### The exercise
Say how many lines of these entries include the word "Black", and answer with the number alone.

━━━

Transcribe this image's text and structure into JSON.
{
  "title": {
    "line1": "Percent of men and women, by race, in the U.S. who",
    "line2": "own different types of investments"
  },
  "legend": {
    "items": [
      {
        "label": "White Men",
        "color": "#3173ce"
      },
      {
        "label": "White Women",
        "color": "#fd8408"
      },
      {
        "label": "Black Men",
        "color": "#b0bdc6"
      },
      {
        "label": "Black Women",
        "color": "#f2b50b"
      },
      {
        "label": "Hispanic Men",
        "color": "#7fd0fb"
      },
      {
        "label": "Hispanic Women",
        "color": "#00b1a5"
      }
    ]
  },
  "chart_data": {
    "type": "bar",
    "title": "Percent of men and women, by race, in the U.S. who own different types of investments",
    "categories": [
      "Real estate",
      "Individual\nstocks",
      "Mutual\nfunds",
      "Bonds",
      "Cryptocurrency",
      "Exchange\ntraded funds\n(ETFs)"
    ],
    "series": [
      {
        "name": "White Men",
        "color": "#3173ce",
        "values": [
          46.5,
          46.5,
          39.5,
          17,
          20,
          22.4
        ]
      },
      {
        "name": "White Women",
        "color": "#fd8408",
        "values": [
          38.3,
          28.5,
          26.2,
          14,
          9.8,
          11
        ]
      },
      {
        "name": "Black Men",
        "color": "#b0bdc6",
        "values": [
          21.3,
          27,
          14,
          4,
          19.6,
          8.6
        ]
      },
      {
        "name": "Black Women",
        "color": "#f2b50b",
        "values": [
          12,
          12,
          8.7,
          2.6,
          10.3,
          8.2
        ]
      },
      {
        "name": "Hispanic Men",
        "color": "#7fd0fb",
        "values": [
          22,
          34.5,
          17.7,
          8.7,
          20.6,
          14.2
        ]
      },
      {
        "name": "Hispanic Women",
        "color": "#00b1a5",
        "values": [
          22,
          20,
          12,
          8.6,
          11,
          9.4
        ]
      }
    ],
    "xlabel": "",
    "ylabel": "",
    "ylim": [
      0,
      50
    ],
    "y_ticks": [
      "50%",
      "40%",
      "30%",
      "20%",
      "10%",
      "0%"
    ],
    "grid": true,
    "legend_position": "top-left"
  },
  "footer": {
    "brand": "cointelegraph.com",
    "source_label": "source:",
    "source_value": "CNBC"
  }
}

━━━

### Output for this task
4